### [WHAT YOU WILL DO]
Each entry below is to be written out exactly, and the pictures are to be left out.

____________________

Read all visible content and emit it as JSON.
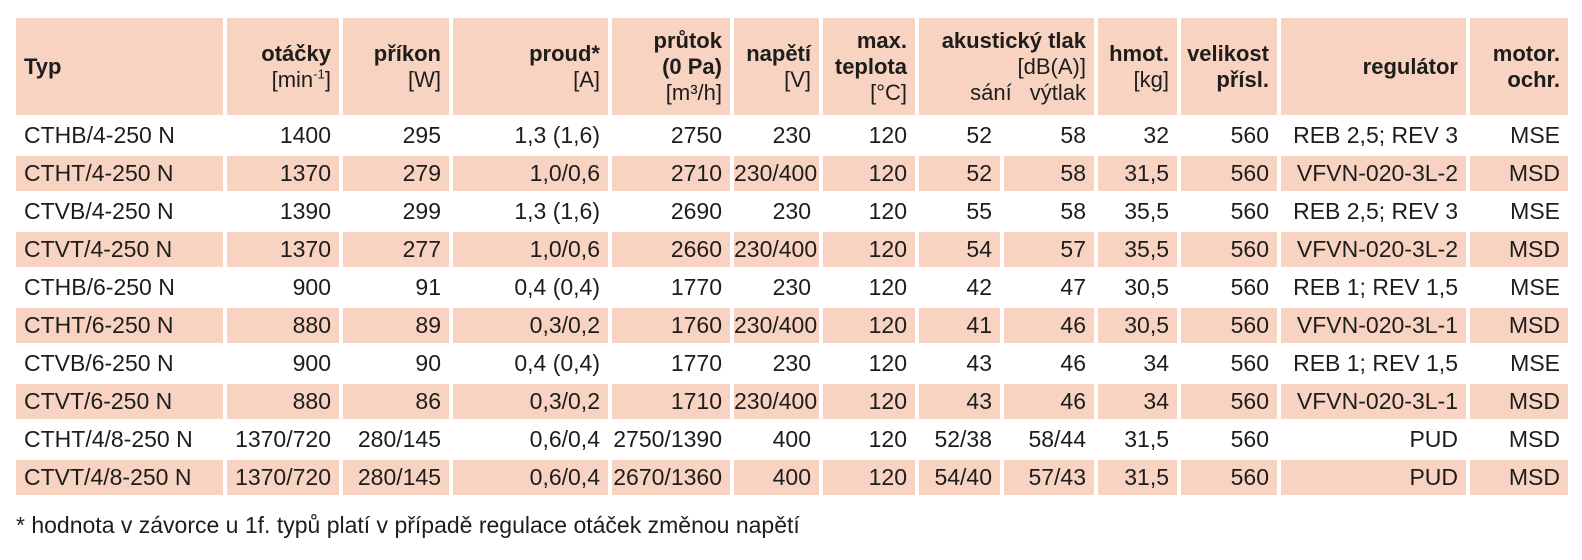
{
  "colors": {
    "row_highlight": "#f9d3c2",
    "text": "#1d1d1b",
    "background": "#ffffff"
  },
  "footnote": "* hodnota v závorce u 1f. typů platí v případě regulace otáček změnou napětí",
  "table": {
    "column_keys": [
      "typ",
      "otacky",
      "prikon",
      "proud",
      "prutok",
      "napeti",
      "teplota",
      "sani",
      "vytlak",
      "hmot",
      "velikost",
      "regulator",
      "motor"
    ],
    "header": {
      "typ": {
        "label": "Typ"
      },
      "otacky": {
        "label": "otáčky",
        "unit_prefix": "[min",
        "unit_sup": "-1",
        "unit_suffix": "]"
      },
      "prikon": {
        "label": "příkon",
        "unit": "[W]"
      },
      "proud": {
        "label": "proud*",
        "unit": "[A]"
      },
      "prutok": {
        "label": "průtok",
        "label2": "(0 Pa)",
        "unit": "[m³/h]"
      },
      "napeti": {
        "label": "napětí",
        "unit": "[V]"
      },
      "teplota": {
        "label": "max.",
        "label2": "teplota",
        "unit": "[°C]"
      },
      "akusticky": {
        "label": "akustický tlak",
        "unit": "[dB(A)]",
        "sub_sani": "sání",
        "sub_vytlak": "výtlak"
      },
      "hmot": {
        "label": "hmot.",
        "unit": "[kg]"
      },
      "velikost": {
        "label": "velikost",
        "label2": "přísl."
      },
      "regulator": {
        "label": "regulátor"
      },
      "motor": {
        "label": "motor.",
        "label2": "ochr."
      }
    },
    "rows": [
      {
        "cells": [
          "CTHB/4-250 N",
          "1400",
          "295",
          "1,3 (1,6)",
          "2750",
          "230",
          "120",
          "52",
          "58",
          "32",
          "560",
          "REB 2,5; REV 3",
          "MSE"
        ]
      },
      {
        "cells": [
          "CTHT/4-250 N",
          "1370",
          "279",
          "1,0/0,6",
          "2710",
          "230/400",
          "120",
          "52",
          "58",
          "31,5",
          "560",
          "VFVN-020-3L-2",
          "MSD"
        ]
      },
      {
        "cells": [
          "CTVB/4-250 N",
          "1390",
          "299",
          "1,3 (1,6)",
          "2690",
          "230",
          "120",
          "55",
          "58",
          "35,5",
          "560",
          "REB 2,5; REV 3",
          "MSE"
        ]
      },
      {
        "cells": [
          "CTVT/4-250 N",
          "1370",
          "277",
          "1,0/0,6",
          "2660",
          "230/400",
          "120",
          "54",
          "57",
          "35,5",
          "560",
          "VFVN-020-3L-2",
          "MSD"
        ]
      },
      {
        "cells": [
          "CTHB/6-250 N",
          "900",
          "91",
          "0,4 (0,4)",
          "1770",
          "230",
          "120",
          "42",
          "47",
          "30,5",
          "560",
          "REB 1; REV 1,5",
          "MSE"
        ]
      },
      {
        "cells": [
          "CTHT/6-250 N",
          "880",
          "89",
          "0,3/0,2",
          "1760",
          "230/400",
          "120",
          "41",
          "46",
          "30,5",
          "560",
          "VFVN-020-3L-1",
          "MSD"
        ]
      },
      {
        "cells": [
          "CTVB/6-250 N",
          "900",
          "90",
          "0,4 (0,4)",
          "1770",
          "230",
          "120",
          "43",
          "46",
          "34",
          "560",
          "REB 1; REV 1,5",
          "MSE"
        ]
      },
      {
        "cells": [
          "CTVT/6-250 N",
          "880",
          "86",
          "0,3/0,2",
          "1710",
          "230/400",
          "120",
          "43",
          "46",
          "34",
          "560",
          "VFVN-020-3L-1",
          "MSD"
        ]
      },
      {
        "cells": [
          "CTHT/4/8-250 N",
          "1370/720",
          "280/145",
          "0,6/0,4",
          "2750/1390",
          "400",
          "120",
          "52/38",
          "58/44",
          "31,5",
          "560",
          "PUD",
          "MSD"
        ]
      },
      {
        "cells": [
          "CTVT/4/8-250 N",
          "1370/720",
          "280/145",
          "0,6/0,4",
          "2670/1360",
          "400",
          "120",
          "54/40",
          "57/43",
          "31,5",
          "560",
          "PUD",
          "MSD"
        ]
      }
    ]
  }
}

____________________

### [TASK RESPONSE]
Read all visible content and emit it as JSON.
{
  "colors": {
    "row_highlight": "#f9d3c2",
    "text": "#1d1d1b",
    "background": "#ffffff"
  },
  "footnote": "* hodnota v závorce u 1f. typů platí v případě regulace otáček změnou napětí",
  "table": {
    "column_keys": [
      "typ",
      "otacky",
      "prikon",
      "proud",
      "prutok",
      "napeti",
      "teplota",
      "sani",
      "vytlak",
      "hmot",
      "velikost",
      "regulator",
      "motor"
    ],
    "header": {
      "typ": {
        "label": "Typ"
      },
      "otacky": {
        "label": "otáčky",
        "unit_prefix": "[min",
        "unit_sup": "-1",
        "unit_suffix": "]"
      },
      "prikon": {
        "label": "příkon",
        "unit": "[W]"
      },
      "proud": {
        "label": "proud*",
        "unit": "[A]"
      },
      "prutok": {
        "label": "průtok",
        "label2": "(0 Pa)",
        "unit": "[m³/h]"
      },
      "napeti": {
        "label": "napětí",
        "unit": "[V]"
      },
      "teplota": {
        "label": "max.",
        "label2": "teplota",
        "unit": "[°C]"
      },
      "akusticky": {
        "label": "akustický tlak",
        "unit": "[dB(A)]",
        "sub_sani": "sání",
        "sub_vytlak": "výtlak"
      },
      "hmot": {
        "label": "hmot.",
        "unit": "[kg]"
      },
      "velikost": {
        "label": "velikost",
        "label2": "přísl."
      },
      "regulator": {
        "label": "regulátor"
      },
      "motor": {
        "label": "motor.",
        "label2": "ochr."
      }
    },
    "rows": [
      {
        "cells": [
          "CTHB/4-250 N",
          "1400",
          "295",
          "1,3 (1,6)",
          "2750",
          "230",
          "120",
          "52",
          "58",
          "32",
          "560",
          "REB 2,5; REV 3",
          "MSE"
        ]
      },
      {
        "cells": [
          "CTHT/4-250 N",
          "1370",
          "279",
          "1,0/0,6",
          "2710",
          "230/400",
          "120",
          "52",
          "58",
          "31,5",
          "560",
          "VFVN-020-3L-2",
          "MSD"
        ]
      },
      {
        "cells": [
          "CTVB/4-250 N",
          "1390",
          "299",
          "1,3 (1,6)",
          "2690",
          "230",
          "120",
          "55",
          "58",
          "35,5",
          "560",
          "REB 2,5; REV 3",
          "MSE"
        ]
      },
      {
        "cells": [
          "CTVT/4-250 N",
          "1370",
          "277",
          "1,0/0,6",
          "2660",
          "230/400",
          "120",
          "54",
          "57",
          "35,5",
          "560",
          "VFVN-020-3L-2",
          "MSD"
        ]
      },
      {
        "cells": [
          "CTHB/6-250 N",
          "900",
          "91",
          "0,4 (0,4)",
          "1770",
          "230",
          "120",
          "42",
          "47",
          "30,5",
          "560",
          "REB 1; REV 1,5",
          "MSE"
        ]
      },
      {
        "cells": [
          "CTHT/6-250 N",
          "880",
          "89",
          "0,3/0,2",
          "1760",
          "230/400",
          "120",
          "41",
          "46",
          "30,5",
          "560",
          "VFVN-020-3L-1",
          "MSD"
        ]
      },
      {
        "cells": [
          "CTVB/6-250 N",
          "900",
          "90",
          "0,4 (0,4)",
          "1770",
          "230",
          "120",
          "43",
          "46",
          "34",
          "560",
          "REB 1; REV 1,5",
          "MSE"
        ]
      },
      {
        "cells": [
          "CTVT/6-250 N",
          "880",
          "86",
          "0,3/0,2",
          "1710",
          "230/400",
          "120",
          "43",
          "46",
          "34",
          "560",
          "VFVN-020-3L-1",
          "MSD"
        ]
      },
      {
        "cells": [
          "CTHT/4/8-250 N",
          "1370/720",
          "280/145",
          "0,6/0,4",
          "2750/1390",
          "400",
          "120",
          "52/38",
          "58/44",
          "31,5",
          "560",
          "PUD",
          "MSD"
        ]
      },
      {
        "cells": [
          "CTVT/4/8-250 N",
          "1370/720",
          "280/145",
          "0,6/0,4",
          "2670/1360",
          "400",
          "120",
          "54/40",
          "57/43",
          "31,5",
          "560",
          "PUD",
          "MSD"
        ]
      }
    ]
  }
}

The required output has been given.